____ Extrait choisi
Des aspects de Montréal étaient formidables : les grands-parents à proximité, la maison, le quartier. Après environ un an, la perspective du couple a cependant changé.
«Je me suis rendue compte que l'environnement de travail était vraiment plus difficile et que le projet de loi 96 avait fait les manchettes, ce qui m'a fait prendre conscience de toutes ces choses», a affirmé Mme Denissova.
Elle s'est demandé s'ils allaient pouvoir supporter la charge de travail, les nombreux quarts de travail, qui étaient de 30 à 50% plus longs qu'à Toronto, a-t-elle calculé, et rester en bonne santé au cours des 20 prochaines années s'ils continuaient sur la même voie.
Leur environnement de travail, disent-ils, n'était pas exclusif à l'hôpital où ils travaillaient, selon les médecins. Mme Denissova a pu le constater lorsqu'elle a pris quelques quarts de travail aux urgences d'un autre hôpital de Montréal.
________
____ Matériel fourni
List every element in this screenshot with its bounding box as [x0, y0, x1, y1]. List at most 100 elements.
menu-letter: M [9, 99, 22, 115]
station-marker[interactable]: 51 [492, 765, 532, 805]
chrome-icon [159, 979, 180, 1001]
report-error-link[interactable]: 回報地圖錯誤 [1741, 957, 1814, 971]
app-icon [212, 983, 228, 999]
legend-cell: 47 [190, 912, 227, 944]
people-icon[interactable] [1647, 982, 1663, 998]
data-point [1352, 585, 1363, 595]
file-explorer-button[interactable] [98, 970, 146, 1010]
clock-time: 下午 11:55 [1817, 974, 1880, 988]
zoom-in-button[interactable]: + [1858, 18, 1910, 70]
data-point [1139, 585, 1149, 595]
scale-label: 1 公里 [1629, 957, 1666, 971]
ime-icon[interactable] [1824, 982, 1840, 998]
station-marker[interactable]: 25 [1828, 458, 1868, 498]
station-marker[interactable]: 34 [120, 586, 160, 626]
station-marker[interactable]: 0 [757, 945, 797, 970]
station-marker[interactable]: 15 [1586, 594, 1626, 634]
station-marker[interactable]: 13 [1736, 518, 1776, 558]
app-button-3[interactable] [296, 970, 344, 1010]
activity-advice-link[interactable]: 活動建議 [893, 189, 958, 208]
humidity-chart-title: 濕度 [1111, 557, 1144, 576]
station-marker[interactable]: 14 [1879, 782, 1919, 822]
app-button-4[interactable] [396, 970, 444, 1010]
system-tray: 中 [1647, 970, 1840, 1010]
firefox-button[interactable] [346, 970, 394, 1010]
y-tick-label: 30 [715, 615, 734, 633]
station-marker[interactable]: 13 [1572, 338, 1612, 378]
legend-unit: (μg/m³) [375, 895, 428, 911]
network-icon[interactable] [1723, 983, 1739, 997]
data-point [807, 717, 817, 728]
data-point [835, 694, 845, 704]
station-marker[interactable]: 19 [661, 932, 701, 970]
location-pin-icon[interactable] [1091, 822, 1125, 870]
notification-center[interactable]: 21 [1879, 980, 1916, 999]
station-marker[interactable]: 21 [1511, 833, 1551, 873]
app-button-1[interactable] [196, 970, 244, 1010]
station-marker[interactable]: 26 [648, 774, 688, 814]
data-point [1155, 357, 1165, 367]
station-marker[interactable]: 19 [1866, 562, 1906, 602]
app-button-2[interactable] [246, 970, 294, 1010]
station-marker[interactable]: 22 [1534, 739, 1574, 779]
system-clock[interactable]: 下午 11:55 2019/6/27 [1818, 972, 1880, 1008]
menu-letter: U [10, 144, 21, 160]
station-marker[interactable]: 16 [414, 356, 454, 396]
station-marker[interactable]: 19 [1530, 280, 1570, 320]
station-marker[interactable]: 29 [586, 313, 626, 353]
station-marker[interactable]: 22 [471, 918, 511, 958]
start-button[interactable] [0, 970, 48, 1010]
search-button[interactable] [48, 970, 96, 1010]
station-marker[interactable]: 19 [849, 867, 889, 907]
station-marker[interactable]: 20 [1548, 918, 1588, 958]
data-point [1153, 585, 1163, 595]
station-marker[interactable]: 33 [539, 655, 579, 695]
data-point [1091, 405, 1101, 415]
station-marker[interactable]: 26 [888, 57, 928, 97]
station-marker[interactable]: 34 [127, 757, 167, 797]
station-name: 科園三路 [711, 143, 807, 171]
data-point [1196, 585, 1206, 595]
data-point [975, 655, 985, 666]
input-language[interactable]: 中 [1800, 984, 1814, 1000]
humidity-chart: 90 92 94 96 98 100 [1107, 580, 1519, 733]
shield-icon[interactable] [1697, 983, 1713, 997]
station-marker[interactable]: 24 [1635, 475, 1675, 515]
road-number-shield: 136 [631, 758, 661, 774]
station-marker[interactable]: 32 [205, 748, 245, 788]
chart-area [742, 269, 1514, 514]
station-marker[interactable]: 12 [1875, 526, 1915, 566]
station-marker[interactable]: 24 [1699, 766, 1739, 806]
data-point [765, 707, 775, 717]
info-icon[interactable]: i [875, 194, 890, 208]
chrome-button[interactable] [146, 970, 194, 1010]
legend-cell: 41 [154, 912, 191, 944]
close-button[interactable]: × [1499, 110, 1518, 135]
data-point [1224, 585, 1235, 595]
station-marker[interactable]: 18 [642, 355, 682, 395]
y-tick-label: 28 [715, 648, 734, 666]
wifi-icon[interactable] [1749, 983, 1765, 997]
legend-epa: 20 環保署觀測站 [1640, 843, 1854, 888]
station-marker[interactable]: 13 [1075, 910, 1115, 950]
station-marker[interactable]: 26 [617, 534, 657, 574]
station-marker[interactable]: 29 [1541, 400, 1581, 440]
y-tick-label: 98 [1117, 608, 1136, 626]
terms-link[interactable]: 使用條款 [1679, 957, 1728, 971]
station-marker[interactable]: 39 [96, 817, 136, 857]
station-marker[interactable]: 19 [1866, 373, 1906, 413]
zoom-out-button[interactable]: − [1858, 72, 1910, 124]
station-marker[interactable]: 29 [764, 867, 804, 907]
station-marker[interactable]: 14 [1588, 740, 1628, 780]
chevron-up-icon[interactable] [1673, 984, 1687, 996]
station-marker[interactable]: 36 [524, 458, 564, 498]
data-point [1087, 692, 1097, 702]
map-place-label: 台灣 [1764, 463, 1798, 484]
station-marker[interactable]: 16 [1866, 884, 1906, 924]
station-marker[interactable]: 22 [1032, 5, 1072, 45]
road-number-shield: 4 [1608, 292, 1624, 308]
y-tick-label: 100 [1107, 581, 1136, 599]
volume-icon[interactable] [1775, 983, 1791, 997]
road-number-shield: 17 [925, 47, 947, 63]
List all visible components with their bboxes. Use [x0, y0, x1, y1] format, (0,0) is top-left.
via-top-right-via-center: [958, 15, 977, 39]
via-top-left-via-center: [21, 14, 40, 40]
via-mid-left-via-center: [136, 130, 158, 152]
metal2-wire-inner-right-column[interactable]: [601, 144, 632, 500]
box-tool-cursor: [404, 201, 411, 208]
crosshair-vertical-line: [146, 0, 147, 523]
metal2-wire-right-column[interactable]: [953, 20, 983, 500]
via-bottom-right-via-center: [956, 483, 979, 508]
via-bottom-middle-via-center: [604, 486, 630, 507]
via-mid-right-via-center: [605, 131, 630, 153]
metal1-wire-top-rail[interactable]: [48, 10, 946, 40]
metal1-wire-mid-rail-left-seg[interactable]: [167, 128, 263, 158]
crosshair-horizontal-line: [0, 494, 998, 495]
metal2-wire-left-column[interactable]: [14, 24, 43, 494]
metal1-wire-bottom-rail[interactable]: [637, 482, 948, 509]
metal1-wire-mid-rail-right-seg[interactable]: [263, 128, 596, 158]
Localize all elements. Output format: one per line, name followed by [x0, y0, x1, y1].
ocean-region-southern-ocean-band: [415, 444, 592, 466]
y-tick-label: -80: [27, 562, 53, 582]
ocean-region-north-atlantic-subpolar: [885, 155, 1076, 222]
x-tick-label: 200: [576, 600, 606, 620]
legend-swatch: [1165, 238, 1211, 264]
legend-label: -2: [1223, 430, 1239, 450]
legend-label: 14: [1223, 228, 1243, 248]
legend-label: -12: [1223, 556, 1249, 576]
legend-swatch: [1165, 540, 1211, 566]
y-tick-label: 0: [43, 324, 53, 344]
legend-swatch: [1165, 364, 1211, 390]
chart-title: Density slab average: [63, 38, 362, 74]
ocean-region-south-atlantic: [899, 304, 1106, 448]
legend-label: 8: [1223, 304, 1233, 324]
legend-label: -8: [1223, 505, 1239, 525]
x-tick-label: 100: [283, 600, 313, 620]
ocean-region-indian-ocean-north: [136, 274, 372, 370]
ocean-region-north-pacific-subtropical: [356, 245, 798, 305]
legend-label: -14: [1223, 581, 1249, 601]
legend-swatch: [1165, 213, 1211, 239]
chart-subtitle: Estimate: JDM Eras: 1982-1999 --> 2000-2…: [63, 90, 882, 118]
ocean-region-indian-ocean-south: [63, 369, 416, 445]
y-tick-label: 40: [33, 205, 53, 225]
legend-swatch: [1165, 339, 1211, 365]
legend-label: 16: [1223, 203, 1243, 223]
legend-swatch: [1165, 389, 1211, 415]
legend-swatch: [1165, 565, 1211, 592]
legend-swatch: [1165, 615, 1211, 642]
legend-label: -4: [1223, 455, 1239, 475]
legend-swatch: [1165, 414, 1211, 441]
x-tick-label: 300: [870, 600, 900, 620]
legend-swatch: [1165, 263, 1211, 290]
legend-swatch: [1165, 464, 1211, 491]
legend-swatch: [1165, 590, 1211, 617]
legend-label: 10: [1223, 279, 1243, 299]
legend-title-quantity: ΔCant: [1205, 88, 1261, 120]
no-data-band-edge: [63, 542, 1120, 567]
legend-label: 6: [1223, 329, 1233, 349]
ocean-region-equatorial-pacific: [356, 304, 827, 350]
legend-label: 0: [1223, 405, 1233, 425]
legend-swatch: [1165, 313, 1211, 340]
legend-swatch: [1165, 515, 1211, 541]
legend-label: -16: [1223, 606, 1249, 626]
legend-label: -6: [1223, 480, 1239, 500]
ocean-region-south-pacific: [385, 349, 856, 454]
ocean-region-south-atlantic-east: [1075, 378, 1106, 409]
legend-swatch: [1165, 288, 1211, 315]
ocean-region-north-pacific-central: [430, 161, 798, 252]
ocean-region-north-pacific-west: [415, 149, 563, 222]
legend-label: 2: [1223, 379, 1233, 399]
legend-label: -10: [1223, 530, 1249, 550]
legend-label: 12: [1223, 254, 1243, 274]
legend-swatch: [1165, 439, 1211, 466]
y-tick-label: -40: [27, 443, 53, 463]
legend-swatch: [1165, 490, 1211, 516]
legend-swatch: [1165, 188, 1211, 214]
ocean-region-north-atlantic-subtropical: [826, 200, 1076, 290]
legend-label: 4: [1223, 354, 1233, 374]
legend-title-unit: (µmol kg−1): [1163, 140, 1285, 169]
________
▸ **Action requise 1**
Dans l'extrait sur les médecins à Montréal, de combien les quarts de travail étaient-ils plus longs qu'à Toronto, selon le calcul de Mme Denissova ?
▸ **Action requise 2**
Poursuivez l'extrait sur les médecins à Montréal à la suite de sa dernière phrase.
Les items n'ont aucun rôle dans ce travail.

▸ **Résultat attendu 1**
Ils étaient de 30 à 50 % plus longs.

▸ **Résultat attendu 2**
Les deux jeunes médecins estiment que l'intense charge de travail a beaucoup à voir avec le système de permis de la province.
«En raison du système PREM, les conditions de travail sont beaucoup plus difficiles, le travail est beaucoup moins flexible en termes d'heures et de quarts de travail», a dénoncé Mme Denissova.
Lorsqu'il s'agit de cette évaluation, elle a un allié en la personne d'un médecin généraliste montréalais chevronné qui vient de poursuivre le ministère de la Santé en justice au sujet du système PREM et de la façon dont il est utilisé pour répartir, ou ne pas répartir, les médecins de famille à Montréal.
«Cela n'a aucun sens que nous ayons des restrictions sur le recrutement, soutient le Dr Mark Roper. Alors que nous avons un tel manque de personnel, un manque de médecins d'urgence, cela n'a aucun sens, n'est-ce pas?»
Il croit que le fait d'avoir plus de médecins de famille à Montréal soulagerait la pression sur les salles d'urgence débordées, car ils verraient plus de patients dans leur cabinet et feraient des rotations aux urgences.
«Il est certain que nous bénéficierions d'avoir un plus grand nombre de médecins», a affirmé Mme Denissova, découragée de voir que des médecins beaucoup plus âgés qu'elle sont toujours aussi débordés.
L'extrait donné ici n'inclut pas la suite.